* Work to complete
Scan the lines below for the string "toxic" and copy every one that has it.

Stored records
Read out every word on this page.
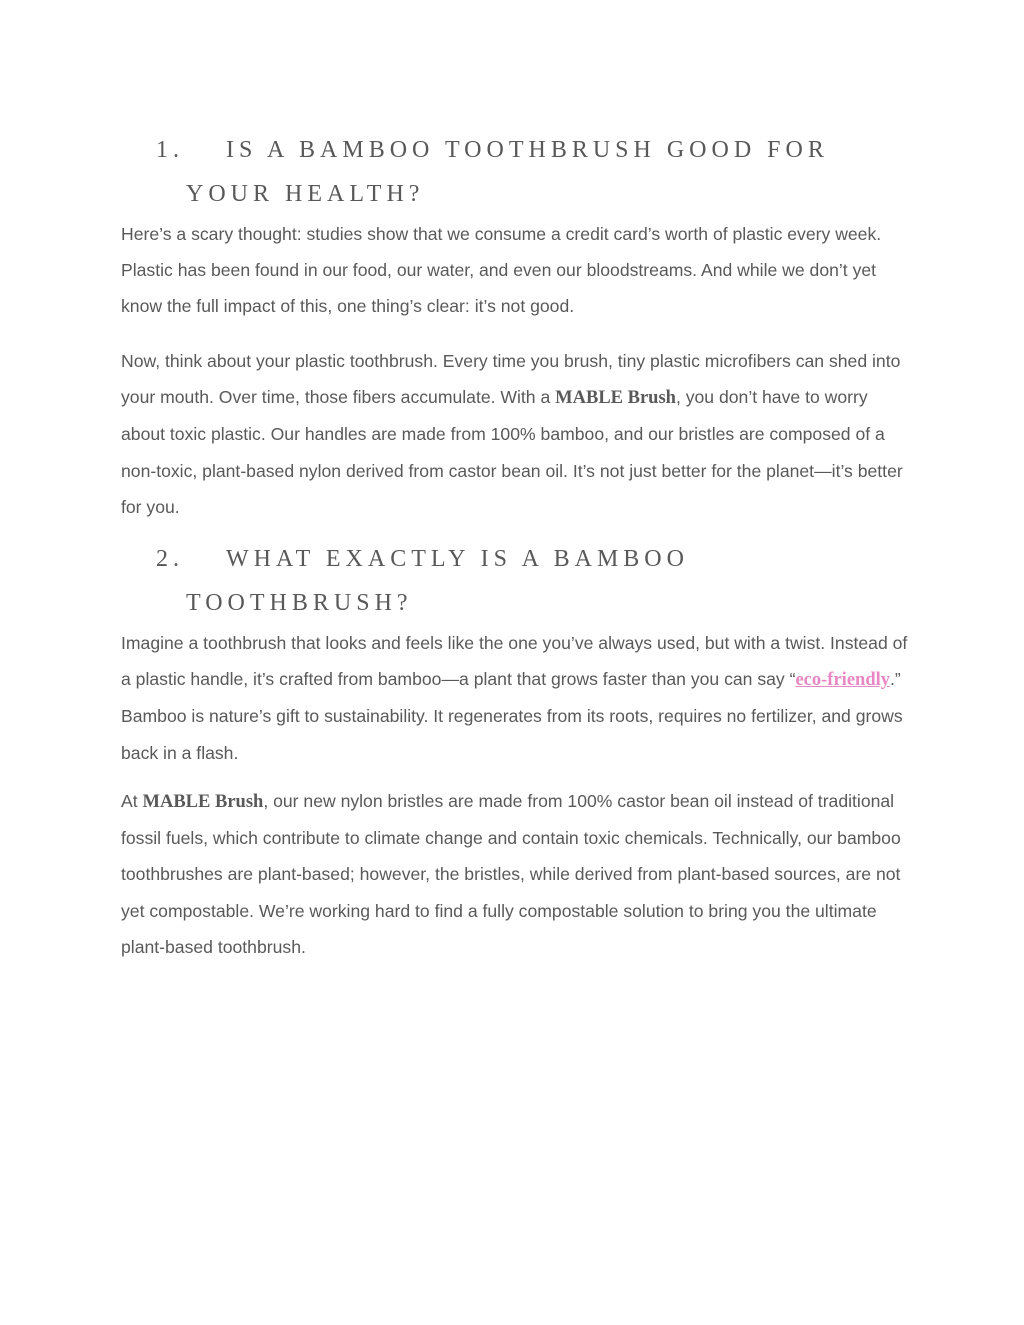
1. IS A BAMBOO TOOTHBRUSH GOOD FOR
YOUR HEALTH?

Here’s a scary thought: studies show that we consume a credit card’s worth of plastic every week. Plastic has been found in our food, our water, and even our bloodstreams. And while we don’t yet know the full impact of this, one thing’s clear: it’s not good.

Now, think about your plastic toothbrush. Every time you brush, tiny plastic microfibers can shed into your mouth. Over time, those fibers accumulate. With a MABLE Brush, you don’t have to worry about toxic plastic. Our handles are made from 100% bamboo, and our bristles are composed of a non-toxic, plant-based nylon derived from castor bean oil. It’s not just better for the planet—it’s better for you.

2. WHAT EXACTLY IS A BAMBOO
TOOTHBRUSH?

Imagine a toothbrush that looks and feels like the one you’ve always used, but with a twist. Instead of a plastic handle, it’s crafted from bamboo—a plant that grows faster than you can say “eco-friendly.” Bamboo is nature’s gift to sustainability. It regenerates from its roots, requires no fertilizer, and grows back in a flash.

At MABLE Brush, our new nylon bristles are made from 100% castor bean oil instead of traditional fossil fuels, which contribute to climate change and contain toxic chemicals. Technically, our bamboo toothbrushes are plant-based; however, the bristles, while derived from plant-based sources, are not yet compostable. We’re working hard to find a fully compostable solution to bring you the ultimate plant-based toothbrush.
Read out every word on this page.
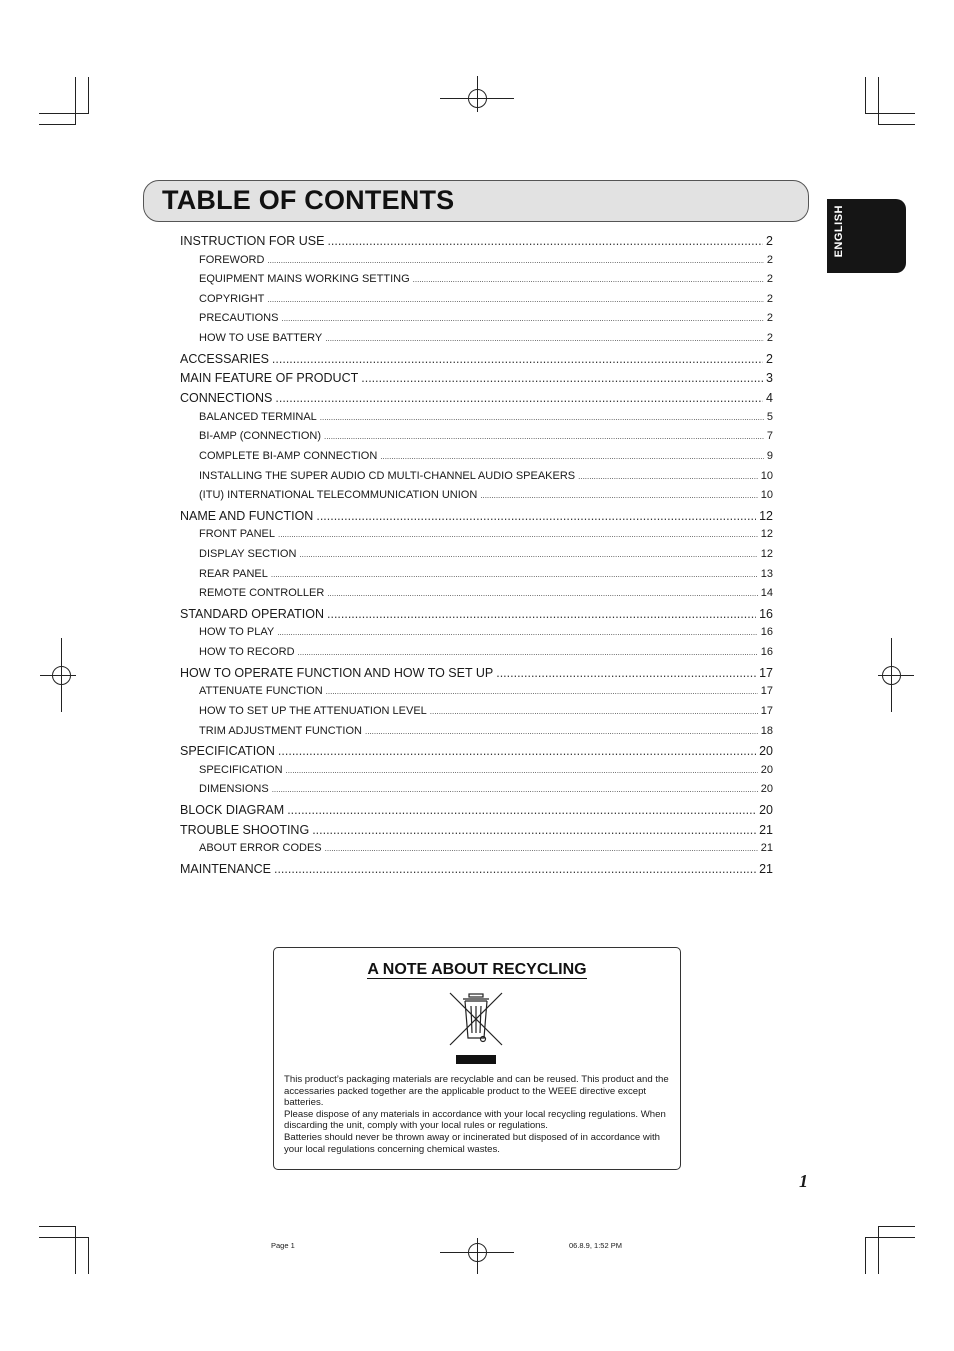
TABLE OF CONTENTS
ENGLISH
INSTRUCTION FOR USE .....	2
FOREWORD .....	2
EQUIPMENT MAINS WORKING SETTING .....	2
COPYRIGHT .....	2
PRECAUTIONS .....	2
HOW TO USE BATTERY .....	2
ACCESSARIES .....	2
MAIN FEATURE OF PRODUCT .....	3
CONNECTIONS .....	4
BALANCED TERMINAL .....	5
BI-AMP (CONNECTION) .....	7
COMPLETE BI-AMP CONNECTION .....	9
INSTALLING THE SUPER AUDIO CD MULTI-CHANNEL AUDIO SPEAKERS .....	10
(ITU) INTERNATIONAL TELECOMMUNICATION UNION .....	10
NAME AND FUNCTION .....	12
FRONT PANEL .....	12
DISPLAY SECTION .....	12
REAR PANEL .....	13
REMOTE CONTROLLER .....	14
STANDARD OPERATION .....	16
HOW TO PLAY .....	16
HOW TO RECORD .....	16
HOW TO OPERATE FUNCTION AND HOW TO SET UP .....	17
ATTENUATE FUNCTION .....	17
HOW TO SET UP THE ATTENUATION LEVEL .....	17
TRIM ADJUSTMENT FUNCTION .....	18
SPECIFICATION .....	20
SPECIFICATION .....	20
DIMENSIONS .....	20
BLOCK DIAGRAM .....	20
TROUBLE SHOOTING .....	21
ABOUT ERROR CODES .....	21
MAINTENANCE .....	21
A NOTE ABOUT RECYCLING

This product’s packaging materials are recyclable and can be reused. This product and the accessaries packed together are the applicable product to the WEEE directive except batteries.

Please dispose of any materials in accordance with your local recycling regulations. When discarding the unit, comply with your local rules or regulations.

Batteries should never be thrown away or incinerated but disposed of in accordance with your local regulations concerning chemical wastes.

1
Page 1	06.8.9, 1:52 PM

* The answer
Now, think about your plastic toothbrush. Every time you brush, tiny plastic microfibers can shed into your mouth. Over time, those fibers accumulate. With a MABLE Brush, you don’t have to worry about toxic plastic. Our handles are made from 100% bamboo, and our bristles are composed of a non-toxic, plant-based nylon derived from castor bean oil. It’s not just better for the planet—it’s better for you.
At MABLE Brush, our new nylon bristles are made from 100% castor bean oil instead of traditional fossil fuels, which contribute to climate change and contain toxic chemicals. Technically, our bamboo toothbrushes are plant-based; however, the bristles, while derived from plant-based sources, are not yet compostable. We’re working hard to find a fully compostable solution to bring you the ultimate plant-based toothbrush.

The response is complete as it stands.